» Task to carry out
Where a line of the listing below includes the word "maksimum", reproduce that line.

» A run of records
----
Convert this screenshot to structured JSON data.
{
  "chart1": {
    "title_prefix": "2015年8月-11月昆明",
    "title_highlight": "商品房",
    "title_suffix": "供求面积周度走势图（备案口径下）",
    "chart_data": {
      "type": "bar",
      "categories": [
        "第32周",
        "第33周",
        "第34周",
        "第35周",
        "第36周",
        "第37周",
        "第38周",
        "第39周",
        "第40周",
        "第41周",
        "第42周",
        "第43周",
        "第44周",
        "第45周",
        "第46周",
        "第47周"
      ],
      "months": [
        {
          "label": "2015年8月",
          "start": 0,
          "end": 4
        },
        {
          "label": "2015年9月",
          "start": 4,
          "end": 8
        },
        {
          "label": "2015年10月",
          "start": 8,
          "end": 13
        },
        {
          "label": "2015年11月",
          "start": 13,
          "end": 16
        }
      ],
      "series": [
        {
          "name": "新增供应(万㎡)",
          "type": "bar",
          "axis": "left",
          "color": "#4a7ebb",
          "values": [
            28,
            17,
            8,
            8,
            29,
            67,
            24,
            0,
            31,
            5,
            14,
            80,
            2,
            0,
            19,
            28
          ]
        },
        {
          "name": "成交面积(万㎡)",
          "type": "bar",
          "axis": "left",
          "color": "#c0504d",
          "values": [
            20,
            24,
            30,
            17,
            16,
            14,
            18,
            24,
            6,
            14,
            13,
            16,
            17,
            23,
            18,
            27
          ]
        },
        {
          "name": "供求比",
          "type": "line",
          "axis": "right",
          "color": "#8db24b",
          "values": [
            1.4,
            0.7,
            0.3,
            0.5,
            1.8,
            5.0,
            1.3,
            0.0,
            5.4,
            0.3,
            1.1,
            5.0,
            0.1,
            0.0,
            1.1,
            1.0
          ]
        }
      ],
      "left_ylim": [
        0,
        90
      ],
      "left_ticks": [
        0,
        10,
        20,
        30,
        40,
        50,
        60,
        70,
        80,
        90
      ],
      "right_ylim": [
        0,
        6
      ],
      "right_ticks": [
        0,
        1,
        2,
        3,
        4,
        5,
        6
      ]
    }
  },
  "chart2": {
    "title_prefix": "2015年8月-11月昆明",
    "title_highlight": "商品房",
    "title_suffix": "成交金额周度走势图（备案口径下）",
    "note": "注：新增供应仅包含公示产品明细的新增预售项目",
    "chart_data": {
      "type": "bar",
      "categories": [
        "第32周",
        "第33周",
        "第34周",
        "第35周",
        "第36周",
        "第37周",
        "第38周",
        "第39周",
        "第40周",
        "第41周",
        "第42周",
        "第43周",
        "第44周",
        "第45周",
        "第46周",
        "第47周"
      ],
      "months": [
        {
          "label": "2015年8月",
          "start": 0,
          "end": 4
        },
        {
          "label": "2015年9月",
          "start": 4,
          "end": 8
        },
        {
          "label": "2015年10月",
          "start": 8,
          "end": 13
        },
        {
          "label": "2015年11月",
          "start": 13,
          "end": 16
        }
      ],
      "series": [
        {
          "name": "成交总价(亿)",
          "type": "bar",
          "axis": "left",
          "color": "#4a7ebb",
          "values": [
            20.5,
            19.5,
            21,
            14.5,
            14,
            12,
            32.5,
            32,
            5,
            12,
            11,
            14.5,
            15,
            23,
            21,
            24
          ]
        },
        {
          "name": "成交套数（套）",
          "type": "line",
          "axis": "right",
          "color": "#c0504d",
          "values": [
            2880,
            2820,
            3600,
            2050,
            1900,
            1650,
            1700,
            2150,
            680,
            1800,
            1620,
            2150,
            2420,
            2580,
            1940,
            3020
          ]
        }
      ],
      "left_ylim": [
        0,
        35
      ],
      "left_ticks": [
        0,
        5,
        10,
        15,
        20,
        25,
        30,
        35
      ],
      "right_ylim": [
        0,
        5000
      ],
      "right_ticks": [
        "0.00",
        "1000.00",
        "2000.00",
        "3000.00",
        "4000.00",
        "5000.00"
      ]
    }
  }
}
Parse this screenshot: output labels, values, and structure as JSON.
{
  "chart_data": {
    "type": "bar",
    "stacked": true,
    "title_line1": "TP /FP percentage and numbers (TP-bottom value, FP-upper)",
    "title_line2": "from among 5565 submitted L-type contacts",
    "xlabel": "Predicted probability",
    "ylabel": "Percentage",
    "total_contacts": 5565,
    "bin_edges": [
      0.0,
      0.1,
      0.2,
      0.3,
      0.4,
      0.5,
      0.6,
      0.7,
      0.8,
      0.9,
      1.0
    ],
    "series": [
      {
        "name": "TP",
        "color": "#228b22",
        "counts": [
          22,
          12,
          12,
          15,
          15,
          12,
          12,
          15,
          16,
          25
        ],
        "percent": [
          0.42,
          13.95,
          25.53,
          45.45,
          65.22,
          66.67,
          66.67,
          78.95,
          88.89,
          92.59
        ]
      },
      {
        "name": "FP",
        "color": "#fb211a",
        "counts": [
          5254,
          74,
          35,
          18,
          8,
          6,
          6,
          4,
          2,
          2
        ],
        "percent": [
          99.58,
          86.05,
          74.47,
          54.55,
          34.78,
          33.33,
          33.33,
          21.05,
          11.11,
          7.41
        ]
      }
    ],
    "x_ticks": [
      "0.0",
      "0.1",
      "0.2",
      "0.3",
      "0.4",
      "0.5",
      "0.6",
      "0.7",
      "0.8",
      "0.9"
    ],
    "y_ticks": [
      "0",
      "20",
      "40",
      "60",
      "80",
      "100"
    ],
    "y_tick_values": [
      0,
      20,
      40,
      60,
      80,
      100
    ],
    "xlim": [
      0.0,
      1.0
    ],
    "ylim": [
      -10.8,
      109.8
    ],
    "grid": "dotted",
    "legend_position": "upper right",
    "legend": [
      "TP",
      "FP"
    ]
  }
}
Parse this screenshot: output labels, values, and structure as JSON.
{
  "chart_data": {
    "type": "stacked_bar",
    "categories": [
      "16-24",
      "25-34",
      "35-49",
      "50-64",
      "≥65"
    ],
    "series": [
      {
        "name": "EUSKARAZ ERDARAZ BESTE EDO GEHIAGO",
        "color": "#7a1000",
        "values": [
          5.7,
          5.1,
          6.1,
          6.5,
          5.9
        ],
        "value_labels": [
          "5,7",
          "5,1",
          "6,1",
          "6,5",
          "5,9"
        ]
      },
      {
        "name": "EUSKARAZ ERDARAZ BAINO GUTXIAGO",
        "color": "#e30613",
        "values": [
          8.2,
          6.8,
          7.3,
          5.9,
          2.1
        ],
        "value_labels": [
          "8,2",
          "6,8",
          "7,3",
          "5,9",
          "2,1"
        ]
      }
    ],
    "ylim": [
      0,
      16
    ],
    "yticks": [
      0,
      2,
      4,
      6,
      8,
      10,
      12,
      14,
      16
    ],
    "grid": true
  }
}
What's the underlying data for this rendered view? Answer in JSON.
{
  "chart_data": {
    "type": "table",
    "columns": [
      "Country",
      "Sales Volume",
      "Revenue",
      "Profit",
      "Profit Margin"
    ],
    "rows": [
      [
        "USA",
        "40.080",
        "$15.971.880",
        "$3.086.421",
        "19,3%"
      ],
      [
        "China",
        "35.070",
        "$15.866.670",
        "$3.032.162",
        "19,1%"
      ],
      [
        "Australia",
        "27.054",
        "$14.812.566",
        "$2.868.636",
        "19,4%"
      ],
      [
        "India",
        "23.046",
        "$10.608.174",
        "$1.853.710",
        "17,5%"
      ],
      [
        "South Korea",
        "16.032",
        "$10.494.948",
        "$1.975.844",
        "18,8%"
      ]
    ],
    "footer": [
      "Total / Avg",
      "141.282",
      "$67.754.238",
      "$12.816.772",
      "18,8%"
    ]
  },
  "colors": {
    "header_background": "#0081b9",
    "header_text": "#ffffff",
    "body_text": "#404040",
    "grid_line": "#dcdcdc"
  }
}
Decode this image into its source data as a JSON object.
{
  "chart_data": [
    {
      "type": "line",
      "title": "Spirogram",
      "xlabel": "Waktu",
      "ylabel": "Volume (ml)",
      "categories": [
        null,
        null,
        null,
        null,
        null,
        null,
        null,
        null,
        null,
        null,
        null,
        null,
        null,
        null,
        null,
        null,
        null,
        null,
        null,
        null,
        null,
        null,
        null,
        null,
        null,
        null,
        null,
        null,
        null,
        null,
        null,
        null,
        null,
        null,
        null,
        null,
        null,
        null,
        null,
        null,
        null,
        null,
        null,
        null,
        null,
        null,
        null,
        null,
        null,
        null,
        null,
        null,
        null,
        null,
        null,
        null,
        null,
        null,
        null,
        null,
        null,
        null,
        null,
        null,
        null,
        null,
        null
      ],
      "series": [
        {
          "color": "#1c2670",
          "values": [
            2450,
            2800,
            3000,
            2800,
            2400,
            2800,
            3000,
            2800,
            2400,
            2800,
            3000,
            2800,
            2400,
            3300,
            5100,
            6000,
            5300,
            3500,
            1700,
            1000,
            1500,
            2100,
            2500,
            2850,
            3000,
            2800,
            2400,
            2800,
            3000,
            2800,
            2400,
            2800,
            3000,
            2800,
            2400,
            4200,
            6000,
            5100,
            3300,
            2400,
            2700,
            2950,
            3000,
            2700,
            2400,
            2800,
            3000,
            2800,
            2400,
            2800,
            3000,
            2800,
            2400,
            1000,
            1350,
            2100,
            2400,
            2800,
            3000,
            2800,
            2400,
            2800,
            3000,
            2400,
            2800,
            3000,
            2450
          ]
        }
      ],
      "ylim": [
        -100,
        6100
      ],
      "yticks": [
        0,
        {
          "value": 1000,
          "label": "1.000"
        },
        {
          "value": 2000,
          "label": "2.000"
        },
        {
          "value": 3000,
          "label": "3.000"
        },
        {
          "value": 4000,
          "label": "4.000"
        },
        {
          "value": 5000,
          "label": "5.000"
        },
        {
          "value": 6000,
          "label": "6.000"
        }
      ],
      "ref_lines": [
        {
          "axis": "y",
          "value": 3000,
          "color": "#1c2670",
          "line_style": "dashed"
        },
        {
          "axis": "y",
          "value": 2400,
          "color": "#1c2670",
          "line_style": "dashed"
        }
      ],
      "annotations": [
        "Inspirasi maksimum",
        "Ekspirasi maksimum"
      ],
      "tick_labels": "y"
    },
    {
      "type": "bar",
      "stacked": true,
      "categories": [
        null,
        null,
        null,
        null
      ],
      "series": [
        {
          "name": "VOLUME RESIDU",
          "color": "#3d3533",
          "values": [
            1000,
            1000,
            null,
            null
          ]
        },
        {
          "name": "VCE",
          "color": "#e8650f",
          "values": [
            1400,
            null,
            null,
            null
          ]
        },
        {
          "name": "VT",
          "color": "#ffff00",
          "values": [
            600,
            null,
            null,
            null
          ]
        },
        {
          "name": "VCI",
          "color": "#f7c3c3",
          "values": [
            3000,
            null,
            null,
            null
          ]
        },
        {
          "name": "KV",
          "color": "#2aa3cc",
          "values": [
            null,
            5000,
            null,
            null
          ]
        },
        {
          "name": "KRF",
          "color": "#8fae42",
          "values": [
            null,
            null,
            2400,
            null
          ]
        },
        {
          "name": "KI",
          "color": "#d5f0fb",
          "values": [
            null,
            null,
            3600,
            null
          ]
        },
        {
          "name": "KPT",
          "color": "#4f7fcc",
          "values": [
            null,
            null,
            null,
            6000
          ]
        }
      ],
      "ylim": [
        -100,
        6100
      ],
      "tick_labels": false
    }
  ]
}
----
» Exercise solution
        "Inspirasi maksimum",
        "Ekspirasi maksimum"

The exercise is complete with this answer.